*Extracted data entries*
────

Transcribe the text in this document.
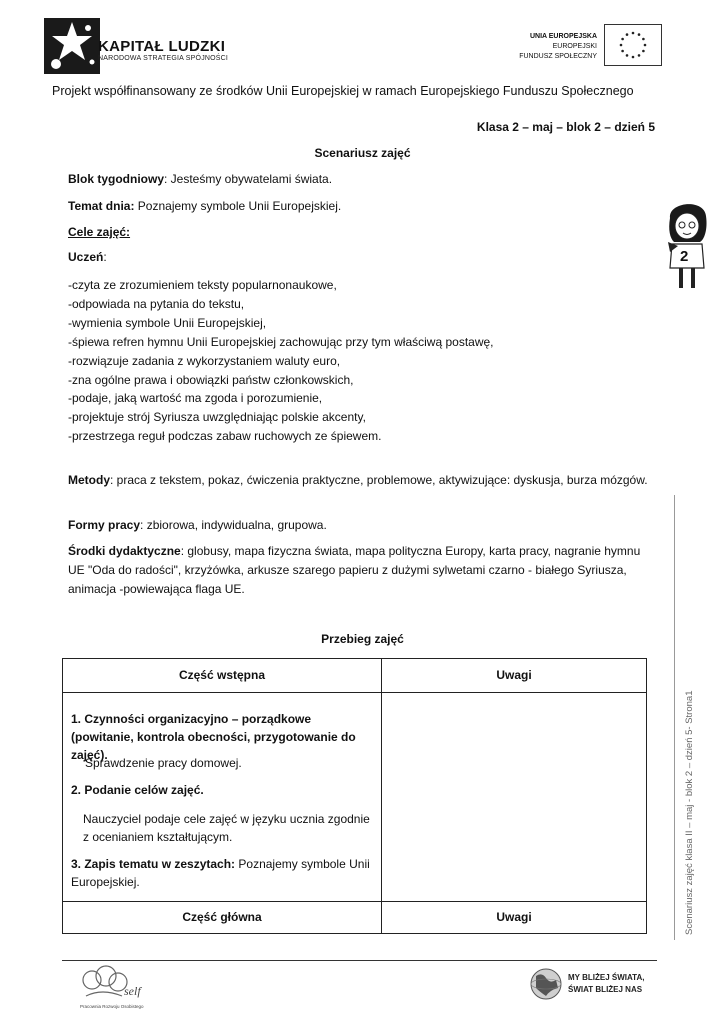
KAPITAŁ LUDZKI
NARODOWA STRATEGIA SPÓJNOŚCI
UNIA EUROPEJSKA
EUROPEJSKI
FUNDUSZ SPOŁECZNY
Projekt współfinansowany ze środków Unii Europejskiej w ramach Europejskiego Funduszu Społecznego
Klasa 2 – maj – blok 2 – dzień 5
Scenariusz zajęć
Blok tygodniowy: Jesteśmy obywatelami świata.
Temat dnia: Poznajemy symbole Unii Europejskiej.
Cele zajęć:
Uczeń:
-czyta ze zrozumieniem teksty popularnonaukowe,
-odpowiada na pytania do tekstu,
-wymienia symbole Unii Europejskiej,
-śpiewa refren hymnu Unii Europejskiej zachowując przy tym właściwą postawę,
-rozwiązuje zadania z wykorzystaniem waluty euro,
-zna ogólne prawa i obowiązki państw członkowskich,
-podaje, jaką wartość ma zgoda i porozumienie,
-projektuje strój Syriusza uwzględniając polskie akcenty,
-przestrzega reguł podczas zabaw ruchowych ze śpiewem.
Metody: praca z tekstem, pokaz, ćwiczenia praktyczne, problemowe, aktywizujące: dyskusja, burza mózgów.
Formy pracy: zbiorowa, indywidualna, grupowa.
Środki dydaktyczne: globusy, mapa fizyczna świata, mapa polityczna Europy, karta pracy, nagranie hymnu UE "Oda do radości", krzyżówka, arkusze szarego papieru z dużymi sylwetami czarno - białego Syriusza, animacja -powiewająca flaga UE.
Przebieg zajęć
Część wstępna	Uwagi
1. Czynności organizacyjno – porządkowe (powitanie, kontrola obecności, przygotowanie do zajęć).
Sprawdzenie pracy domowej.
2. Podanie celów zajęć.
Nauczyciel podaje cele zajęć w języku ucznia zgodnie z ocenianiem kształtującym.
3. Zapis tematu w zeszytach: Poznajemy symbole Unii Europejskiej.
Część główna	Uwagi	Scenariusz zajęć klasa II – maj - blok 2 – dzień 5- Strona1
2
self
Pracownia Rozwoju Osobistego
MY BLIŻEJ ŚWIATA,
ŚWIAT BLIŻEJ NAS
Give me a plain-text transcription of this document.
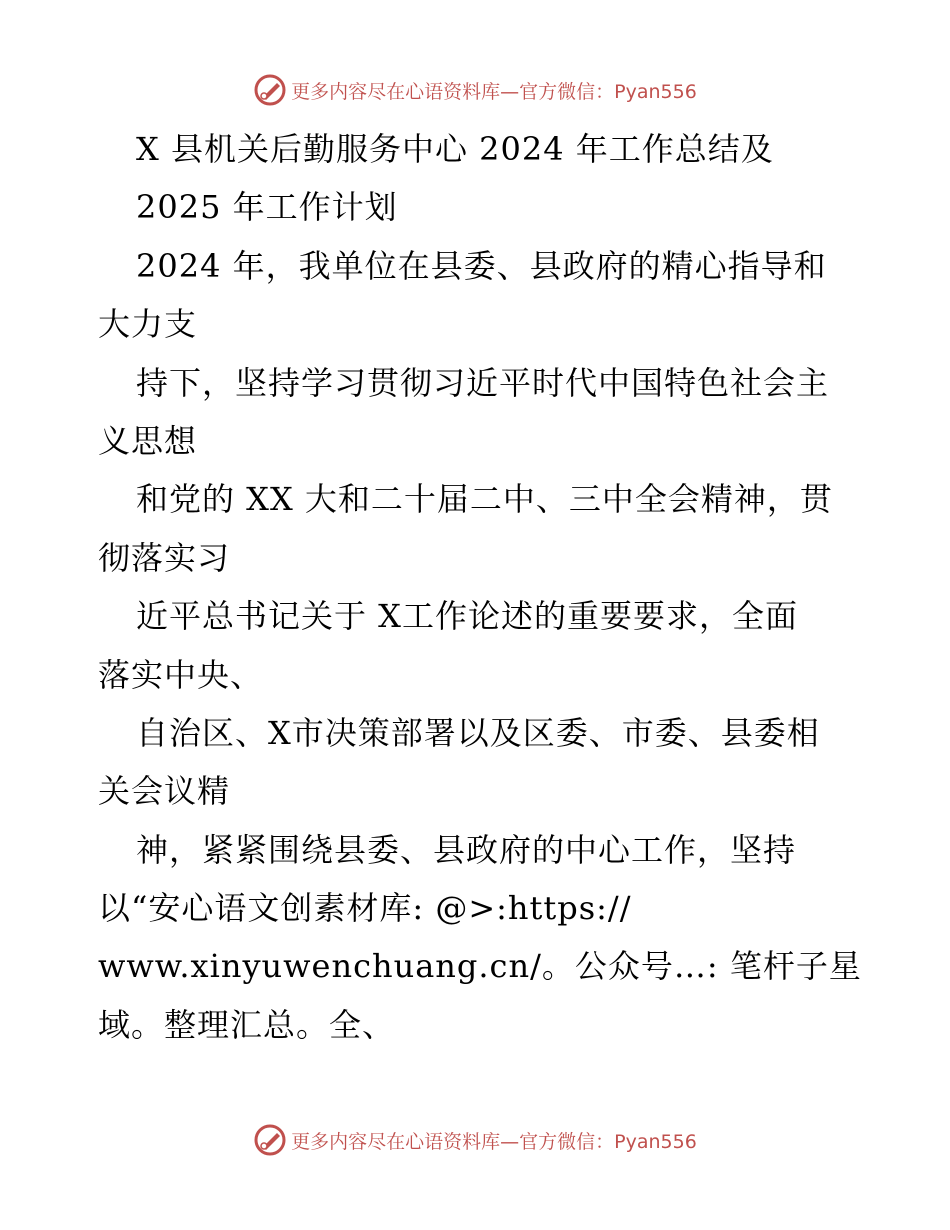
更多内容尽在心语资料库—官方微信：Pyan556
X 县机关后勤服务中心 2024 年工作总结及
2025 年工作计划
2024 年，我单位在县委、县政府的精心指导和
大力支
持下，坚持学习贯彻习近平时代中国特色社会主
义思想
和党的 XX 大和二十届二中、三中全会精神，贯
彻落实习
近平总书记关于 X工作论述的重要要求，全面
落实中央、
自治区、X市决策部署以及区委、市委、县委相
关会议精
神，紧紧围绕县委、县政府的中心工作，坚持
以“安心语文创素材库: @>:https://
www.xinyuwenchuang.cn/。公众号…: 笔杆子星
域。整理汇总。全、
更多内容尽在心语资料库—官方微信：Pyan556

────

*Your goal*
Using the material above, copy every line in which the string "Część" occurs.

*Solution for this problem*
Część wstępna	Uwagi
Część główna	Uwagi	Scenariusz zajęć klasa II – maj - blok 2 – dzień 5- Strona1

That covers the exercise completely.